*** Records to process

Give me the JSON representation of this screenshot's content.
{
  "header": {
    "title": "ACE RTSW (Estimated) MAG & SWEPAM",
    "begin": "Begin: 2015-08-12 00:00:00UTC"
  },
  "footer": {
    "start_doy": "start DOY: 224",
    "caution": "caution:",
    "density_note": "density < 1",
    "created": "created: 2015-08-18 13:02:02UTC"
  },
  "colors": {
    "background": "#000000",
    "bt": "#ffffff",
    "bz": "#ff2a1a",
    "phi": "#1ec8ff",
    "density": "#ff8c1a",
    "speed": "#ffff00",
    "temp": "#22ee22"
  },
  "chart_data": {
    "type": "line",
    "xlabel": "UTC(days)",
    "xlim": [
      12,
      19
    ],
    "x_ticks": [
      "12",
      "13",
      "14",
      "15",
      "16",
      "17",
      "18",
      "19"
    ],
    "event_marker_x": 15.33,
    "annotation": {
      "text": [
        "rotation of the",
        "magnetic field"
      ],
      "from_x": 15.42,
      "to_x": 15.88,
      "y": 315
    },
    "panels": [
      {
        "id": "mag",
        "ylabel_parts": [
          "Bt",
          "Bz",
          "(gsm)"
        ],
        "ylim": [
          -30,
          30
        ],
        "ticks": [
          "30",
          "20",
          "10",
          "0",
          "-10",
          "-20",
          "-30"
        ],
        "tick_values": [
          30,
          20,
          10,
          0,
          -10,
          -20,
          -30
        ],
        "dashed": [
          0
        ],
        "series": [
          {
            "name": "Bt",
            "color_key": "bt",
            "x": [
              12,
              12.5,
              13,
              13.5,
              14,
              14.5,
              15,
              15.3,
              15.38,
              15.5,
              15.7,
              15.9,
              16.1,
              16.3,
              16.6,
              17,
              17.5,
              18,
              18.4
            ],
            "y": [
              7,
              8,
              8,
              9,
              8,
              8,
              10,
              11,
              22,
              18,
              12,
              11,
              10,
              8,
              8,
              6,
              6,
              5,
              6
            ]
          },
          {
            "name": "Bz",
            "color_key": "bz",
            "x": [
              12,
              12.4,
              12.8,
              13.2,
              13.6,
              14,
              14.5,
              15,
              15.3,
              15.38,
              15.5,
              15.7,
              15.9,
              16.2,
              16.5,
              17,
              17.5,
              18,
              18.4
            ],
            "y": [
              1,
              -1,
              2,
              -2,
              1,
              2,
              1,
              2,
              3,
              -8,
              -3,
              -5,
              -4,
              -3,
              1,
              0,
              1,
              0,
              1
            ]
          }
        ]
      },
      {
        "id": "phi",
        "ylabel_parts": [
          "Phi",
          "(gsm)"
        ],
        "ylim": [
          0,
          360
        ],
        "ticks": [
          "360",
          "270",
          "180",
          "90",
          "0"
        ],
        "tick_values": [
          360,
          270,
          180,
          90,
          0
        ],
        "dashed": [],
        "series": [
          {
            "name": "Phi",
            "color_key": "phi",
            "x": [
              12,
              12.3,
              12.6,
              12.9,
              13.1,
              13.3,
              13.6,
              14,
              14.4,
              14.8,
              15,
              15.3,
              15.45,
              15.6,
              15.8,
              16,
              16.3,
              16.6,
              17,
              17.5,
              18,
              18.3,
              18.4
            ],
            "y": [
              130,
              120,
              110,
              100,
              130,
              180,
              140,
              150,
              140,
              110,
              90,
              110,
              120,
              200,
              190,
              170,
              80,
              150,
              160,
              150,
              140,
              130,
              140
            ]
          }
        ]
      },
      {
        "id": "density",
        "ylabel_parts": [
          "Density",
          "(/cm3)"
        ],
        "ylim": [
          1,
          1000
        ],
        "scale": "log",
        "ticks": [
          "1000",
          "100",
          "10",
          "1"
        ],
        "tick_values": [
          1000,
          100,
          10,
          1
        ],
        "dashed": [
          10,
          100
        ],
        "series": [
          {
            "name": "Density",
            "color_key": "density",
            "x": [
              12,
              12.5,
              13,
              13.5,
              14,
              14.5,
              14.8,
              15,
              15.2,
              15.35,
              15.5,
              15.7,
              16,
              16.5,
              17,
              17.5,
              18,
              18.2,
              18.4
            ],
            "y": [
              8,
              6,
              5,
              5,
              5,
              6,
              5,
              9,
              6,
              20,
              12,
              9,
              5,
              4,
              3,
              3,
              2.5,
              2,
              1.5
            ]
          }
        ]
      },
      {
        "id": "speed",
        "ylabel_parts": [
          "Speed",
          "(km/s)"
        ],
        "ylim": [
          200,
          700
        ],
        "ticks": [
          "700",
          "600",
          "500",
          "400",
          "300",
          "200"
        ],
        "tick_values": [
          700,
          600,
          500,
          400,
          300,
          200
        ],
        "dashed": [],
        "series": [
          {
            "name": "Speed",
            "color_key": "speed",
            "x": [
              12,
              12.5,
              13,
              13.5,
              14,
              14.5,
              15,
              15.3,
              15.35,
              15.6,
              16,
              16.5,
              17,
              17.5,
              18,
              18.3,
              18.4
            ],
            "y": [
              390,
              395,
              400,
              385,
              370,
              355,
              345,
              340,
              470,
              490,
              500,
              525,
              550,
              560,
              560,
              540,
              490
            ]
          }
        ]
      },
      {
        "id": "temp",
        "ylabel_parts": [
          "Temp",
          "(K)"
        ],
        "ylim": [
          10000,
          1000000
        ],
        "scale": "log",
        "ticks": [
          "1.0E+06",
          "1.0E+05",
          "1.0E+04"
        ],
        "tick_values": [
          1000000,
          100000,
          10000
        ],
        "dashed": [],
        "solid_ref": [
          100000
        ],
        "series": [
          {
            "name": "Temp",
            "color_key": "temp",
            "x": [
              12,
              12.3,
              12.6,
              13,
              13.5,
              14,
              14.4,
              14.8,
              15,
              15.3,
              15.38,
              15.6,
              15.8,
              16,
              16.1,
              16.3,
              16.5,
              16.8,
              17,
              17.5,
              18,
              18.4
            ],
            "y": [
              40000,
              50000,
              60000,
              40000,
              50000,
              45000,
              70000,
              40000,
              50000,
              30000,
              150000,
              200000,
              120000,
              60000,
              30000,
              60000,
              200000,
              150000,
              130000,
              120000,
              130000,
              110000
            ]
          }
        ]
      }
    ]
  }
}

******

_What needs to be done_. Repeat back the data above, exact to the last character.

_Output of the task_.
Give me the JSON representation of this screenshot's content.
{
  "header": {
    "title": "ACE RTSW (Estimated) MAG & SWEPAM",
    "begin": "Begin: 2015-08-12 00:00:00UTC"
  },
  "footer": {
    "start_doy": "start DOY: 224",
    "caution": "caution:",
    "density_note": "density < 1",
    "created": "created: 2015-08-18 13:02:02UTC"
  },
  "colors": {
    "background": "#000000",
    "bt": "#ffffff",
    "bz": "#ff2a1a",
    "phi": "#1ec8ff",
    "density": "#ff8c1a",
    "speed": "#ffff00",
    "temp": "#22ee22"
  },
  "chart_data": {
    "type": "line",
    "xlabel": "UTC(days)",
    "xlim": [
      12,
      19
    ],
    "x_ticks": [
      "12",
      "13",
      "14",
      "15",
      "16",
      "17",
      "18",
      "19"
    ],
    "event_marker_x": 15.33,
    "annotation": {
      "text": [
        "rotation of the",
        "magnetic field"
      ],
      "from_x": 15.42,
      "to_x": 15.88,
      "y": 315
    },
    "panels": [
      {
        "id": "mag",
        "ylabel_parts": [
          "Bt",
          "Bz",
          "(gsm)"
        ],
        "ylim": [
          -30,
          30
        ],
        "ticks": [
          "30",
          "20",
          "10",
          "0",
          "-10",
          "-20",
          "-30"
        ],
        "tick_values": [
          30,
          20,
          10,
          0,
          -10,
          -20,
          -30
        ],
        "dashed": [
          0
        ],
        "series": [
          {
            "name": "Bt",
            "color_key": "bt",
            "x": [
              12,
              12.5,
              13,
              13.5,
              14,
              14.5,
              15,
              15.3,
              15.38,
              15.5,
              15.7,
              15.9,
              16.1,
              16.3,
              16.6,
              17,
              17.5,
              18,
              18.4
            ],
            "y": [
              7,
              8,
              8,
              9,
              8,
              8,
              10,
              11,
              22,
              18,
              12,
              11,
              10,
              8,
              8,
              6,
              6,
              5,
              6
            ]
          },
          {
            "name": "Bz",
            "color_key": "bz",
            "x": [
              12,
              12.4,
              12.8,
              13.2,
              13.6,
              14,
              14.5,
              15,
              15.3,
              15.38,
              15.5,
              15.7,
              15.9,
              16.2,
              16.5,
              17,
              17.5,
              18,
              18.4
            ],
            "y": [
              1,
              -1,
              2,
              -2,
              1,
              2,
              1,
              2,
              3,
              -8,
              -3,
              -5,
              -4,
              -3,
              1,
              0,
              1,
              0,
              1
            ]
          }
        ]
      },
      {
        "id": "phi",
        "ylabel_parts": [
          "Phi",
          "(gsm)"
        ],
        "ylim": [
          0,
          360
        ],
        "ticks": [
          "360",
          "270",
          "180",
          "90",
          "0"
        ],
        "tick_values": [
          360,
          270,
          180,
          90,
          0
        ],
        "dashed": [],
        "series": [
          {
            "name": "Phi",
            "color_key": "phi",
            "x": [
              12,
              12.3,
              12.6,
              12.9,
              13.1,
              13.3,
              13.6,
              14,
              14.4,
              14.8,
              15,
              15.3,
              15.45,
              15.6,
              15.8,
              16,
              16.3,
              16.6,
              17,
              17.5,
              18,
              18.3,
              18.4
            ],
            "y": [
              130,
              120,
              110,
              100,
              130,
              180,
              140,
              150,
              140,
              110,
              90,
              110,
              120,
              200,
              190,
              170,
              80,
              150,
              160,
              150,
              140,
              130,
              140
            ]
          }
        ]
      },
      {
        "id": "density",
        "ylabel_parts": [
          "Density",
          "(/cm3)"
        ],
        "ylim": [
          1,
          1000
        ],
        "scale": "log",
        "ticks": [
          "1000",
          "100",
          "10",
          "1"
        ],
        "tick_values": [
          1000,
          100,
          10,
          1
        ],
        "dashed": [
          10,
          100
        ],
        "series": [
          {
            "name": "Density",
            "color_key": "density",
            "x": [
              12,
              12.5,
              13,
              13.5,
              14,
              14.5,
              14.8,
              15,
              15.2,
              15.35,
              15.5,
              15.7,
              16,
              16.5,
              17,
              17.5,
              18,
              18.2,
              18.4
            ],
            "y": [
              8,
              6,
              5,
              5,
              5,
              6,
              5,
              9,
              6,
              20,
              12,
              9,
              5,
              4,
              3,
              3,
              2.5,
              2,
              1.5
            ]
          }
        ]
      },
      {
        "id": "speed",
        "ylabel_parts": [
          "Speed",
          "(km/s)"
        ],
        "ylim": [
          200,
          700
        ],
        "ticks": [
          "700",
          "600",
          "500",
          "400",
          "300",
          "200"
        ],
        "tick_values": [
          700,
          600,
          500,
          400,
          300,
          200
        ],
        "dashed": [],
        "series": [
          {
            "name": "Speed",
            "color_key": "speed",
            "x": [
              12,
              12.5,
              13,
              13.5,
              14,
              14.5,
              15,
              15.3,
              15.35,
              15.6,
              16,
              16.5,
              17,
              17.5,
              18,
              18.3,
              18.4
            ],
            "y": [
              390,
              395,
              400,
              385,
              370,
              355,
              345,
              340,
              470,
              490,
              500,
              525,
              550,
              560,
              560,
              540,
              490
            ]
          }
        ]
      },
      {
        "id": "temp",
        "ylabel_parts": [
          "Temp",
          "(K)"
        ],
        "ylim": [
          10000,
          1000000
        ],
        "scale": "log",
        "ticks": [
          "1.0E+06",
          "1.0E+05",
          "1.0E+04"
        ],
        "tick_values": [
          1000000,
          100000,
          10000
        ],
        "dashed": [],
        "solid_ref": [
          100000
        ],
        "series": [
          {
            "name": "Temp",
            "color_key": "temp",
            "x": [
              12,
              12.3,
              12.6,
              13,
              13.5,
              14,
              14.4,
              14.8,
              15,
              15.3,
              15.38,
              15.6,
              15.8,
              16,
              16.1,
              16.3,
              16.5,
              16.8,
              17,
              17.5,
              18,
              18.4
            ],
            "y": [
              40000,
              50000,
              60000,
              40000,
              50000,
              45000,
              70000,
              40000,
              50000,
              30000,
              150000,
              200000,
              120000,
              60000,
              30000,
              60000,
              200000,
              150000,
              130000,
              120000,
              130000,
              110000
            ]
          }
        ]
      }
    ]
  }
}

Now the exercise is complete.